● Written instruction
Go through the records underneath and write each one out again exactly.
######
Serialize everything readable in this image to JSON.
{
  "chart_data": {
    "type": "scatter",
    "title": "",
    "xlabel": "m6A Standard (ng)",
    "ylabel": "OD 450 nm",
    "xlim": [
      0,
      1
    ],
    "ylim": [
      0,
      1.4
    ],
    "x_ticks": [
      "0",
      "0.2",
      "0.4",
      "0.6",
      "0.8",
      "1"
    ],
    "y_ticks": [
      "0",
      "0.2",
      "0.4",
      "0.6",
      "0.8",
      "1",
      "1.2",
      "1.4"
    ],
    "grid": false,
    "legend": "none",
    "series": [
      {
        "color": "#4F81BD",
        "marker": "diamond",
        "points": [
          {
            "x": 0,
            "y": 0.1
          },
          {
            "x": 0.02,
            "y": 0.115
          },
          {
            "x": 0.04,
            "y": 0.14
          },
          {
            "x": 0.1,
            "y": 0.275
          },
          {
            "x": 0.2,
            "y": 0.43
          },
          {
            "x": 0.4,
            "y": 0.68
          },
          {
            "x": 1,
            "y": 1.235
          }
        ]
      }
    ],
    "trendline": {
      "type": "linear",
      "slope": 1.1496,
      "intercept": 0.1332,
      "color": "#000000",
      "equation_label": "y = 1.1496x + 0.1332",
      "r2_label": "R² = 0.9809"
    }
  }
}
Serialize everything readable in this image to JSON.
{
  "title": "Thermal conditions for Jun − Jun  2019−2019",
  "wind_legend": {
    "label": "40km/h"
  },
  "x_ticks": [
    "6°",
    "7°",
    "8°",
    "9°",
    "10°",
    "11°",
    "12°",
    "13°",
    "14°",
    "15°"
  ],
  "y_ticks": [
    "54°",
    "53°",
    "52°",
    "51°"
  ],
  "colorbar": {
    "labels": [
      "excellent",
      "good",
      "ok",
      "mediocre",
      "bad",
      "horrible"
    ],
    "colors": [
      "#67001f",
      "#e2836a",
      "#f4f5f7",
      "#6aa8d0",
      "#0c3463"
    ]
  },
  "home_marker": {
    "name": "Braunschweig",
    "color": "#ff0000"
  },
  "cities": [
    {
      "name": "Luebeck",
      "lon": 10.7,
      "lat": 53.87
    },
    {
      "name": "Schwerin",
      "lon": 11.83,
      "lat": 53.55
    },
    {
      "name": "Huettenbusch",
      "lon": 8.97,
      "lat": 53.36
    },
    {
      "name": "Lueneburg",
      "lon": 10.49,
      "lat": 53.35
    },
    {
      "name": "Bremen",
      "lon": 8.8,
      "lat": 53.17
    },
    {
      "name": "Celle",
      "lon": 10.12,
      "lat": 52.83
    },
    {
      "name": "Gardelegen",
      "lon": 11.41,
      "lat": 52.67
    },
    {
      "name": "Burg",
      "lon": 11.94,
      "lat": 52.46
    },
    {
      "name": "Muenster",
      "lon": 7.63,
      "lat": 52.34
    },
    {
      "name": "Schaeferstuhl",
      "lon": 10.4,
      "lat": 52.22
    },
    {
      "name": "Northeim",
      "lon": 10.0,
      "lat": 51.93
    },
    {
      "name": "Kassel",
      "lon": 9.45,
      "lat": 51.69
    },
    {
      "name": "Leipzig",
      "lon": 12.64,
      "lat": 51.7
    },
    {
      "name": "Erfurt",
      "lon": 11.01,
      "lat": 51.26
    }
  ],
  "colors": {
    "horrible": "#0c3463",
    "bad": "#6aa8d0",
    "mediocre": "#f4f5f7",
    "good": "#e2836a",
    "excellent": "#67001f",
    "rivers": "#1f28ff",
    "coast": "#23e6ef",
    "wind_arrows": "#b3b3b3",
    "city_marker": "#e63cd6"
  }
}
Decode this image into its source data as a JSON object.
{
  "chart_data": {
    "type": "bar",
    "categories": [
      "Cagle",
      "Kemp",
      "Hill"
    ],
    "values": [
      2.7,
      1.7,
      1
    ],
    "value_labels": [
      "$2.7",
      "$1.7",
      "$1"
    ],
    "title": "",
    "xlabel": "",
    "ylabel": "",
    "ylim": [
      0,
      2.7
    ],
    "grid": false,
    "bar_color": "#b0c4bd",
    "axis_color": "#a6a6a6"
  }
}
######
● Exercise result
Serialize everything readable in this image to JSON.
{
  "chart_data": {
    "type": "scatter",
    "title": "",
    "xlabel": "m6A Standard (ng)",
    "ylabel": "OD 450 nm",
    "xlim": [
      0,
      1
    ],
    "ylim": [
      0,
      1.4
    ],
    "x_ticks": [
      "0",
      "0.2",
      "0.4",
      "0.6",
      "0.8",
      "1"
    ],
    "y_ticks": [
      "0",
      "0.2",
      "0.4",
      "0.6",
      "0.8",
      "1",
      "1.2",
      "1.4"
    ],
    "grid": false,
    "legend": "none",
    "series": [
      {
        "color": "#4F81BD",
        "marker": "diamond",
        "points": [
          {
            "x": 0,
            "y": 0.1
          },
          {
            "x": 0.02,
            "y": 0.115
          },
          {
            "x": 0.04,
            "y": 0.14
          },
          {
            "x": 0.1,
            "y": 0.275
          },
          {
            "x": 0.2,
            "y": 0.43
          },
          {
            "x": 0.4,
            "y": 0.68
          },
          {
            "x": 1,
            "y": 1.235
          }
        ]
      }
    ],
    "trendline": {
      "type": "linear",
      "slope": 1.1496,
      "intercept": 0.1332,
      "color": "#000000",
      "equation_label": "y = 1.1496x + 0.1332",
      "r2_label": "R² = 0.9809"
    }
  }
}
Serialize everything readable in this image to JSON.
{
  "title": "Thermal conditions for Jun − Jun  2019−2019",
  "wind_legend": {
    "label": "40km/h"
  },
  "x_ticks": [
    "6°",
    "7°",
    "8°",
    "9°",
    "10°",
    "11°",
    "12°",
    "13°",
    "14°",
    "15°"
  ],
  "y_ticks": [
    "54°",
    "53°",
    "52°",
    "51°"
  ],
  "colorbar": {
    "labels": [
      "excellent",
      "good",
      "ok",
      "mediocre",
      "bad",
      "horrible"
    ],
    "colors": [
      "#67001f",
      "#e2836a",
      "#f4f5f7",
      "#6aa8d0",
      "#0c3463"
    ]
  },
  "home_marker": {
    "name": "Braunschweig",
    "color": "#ff0000"
  },
  "cities": [
    {
      "name": "Luebeck",
      "lon": 10.7,
      "lat": 53.87
    },
    {
      "name": "Schwerin",
      "lon": 11.83,
      "lat": 53.55
    },
    {
      "name": "Huettenbusch",
      "lon": 8.97,
      "lat": 53.36
    },
    {
      "name": "Lueneburg",
      "lon": 10.49,
      "lat": 53.35
    },
    {
      "name": "Bremen",
      "lon": 8.8,
      "lat": 53.17
    },
    {
      "name": "Celle",
      "lon": 10.12,
      "lat": 52.83
    },
    {
      "name": "Gardelegen",
      "lon": 11.41,
      "lat": 52.67
    },
    {
      "name": "Burg",
      "lon": 11.94,
      "lat": 52.46
    },
    {
      "name": "Muenster",
      "lon": 7.63,
      "lat": 52.34
    },
    {
      "name": "Schaeferstuhl",
      "lon": 10.4,
      "lat": 52.22
    },
    {
      "name": "Northeim",
      "lon": 10.0,
      "lat": 51.93
    },
    {
      "name": "Kassel",
      "lon": 9.45,
      "lat": 51.69
    },
    {
      "name": "Leipzig",
      "lon": 12.64,
      "lat": 51.7
    },
    {
      "name": "Erfurt",
      "lon": 11.01,
      "lat": 51.26
    }
  ],
  "colors": {
    "horrible": "#0c3463",
    "bad": "#6aa8d0",
    "mediocre": "#f4f5f7",
    "good": "#e2836a",
    "excellent": "#67001f",
    "rivers": "#1f28ff",
    "coast": "#23e6ef",
    "wind_arrows": "#b3b3b3",
    "city_marker": "#e63cd6"
  }
}
Decode this image into its source data as a JSON object.
{
  "chart_data": {
    "type": "bar",
    "categories": [
      "Cagle",
      "Kemp",
      "Hill"
    ],
    "values": [
      2.7,
      1.7,
      1
    ],
    "value_labels": [
      "$2.7",
      "$1.7",
      "$1"
    ],
    "title": "",
    "xlabel": "",
    "ylabel": "",
    "ylim": [
      0,
      2.7
    ],
    "grid": false,
    "bar_color": "#b0c4bd",
    "axis_color": "#a6a6a6"
  }
}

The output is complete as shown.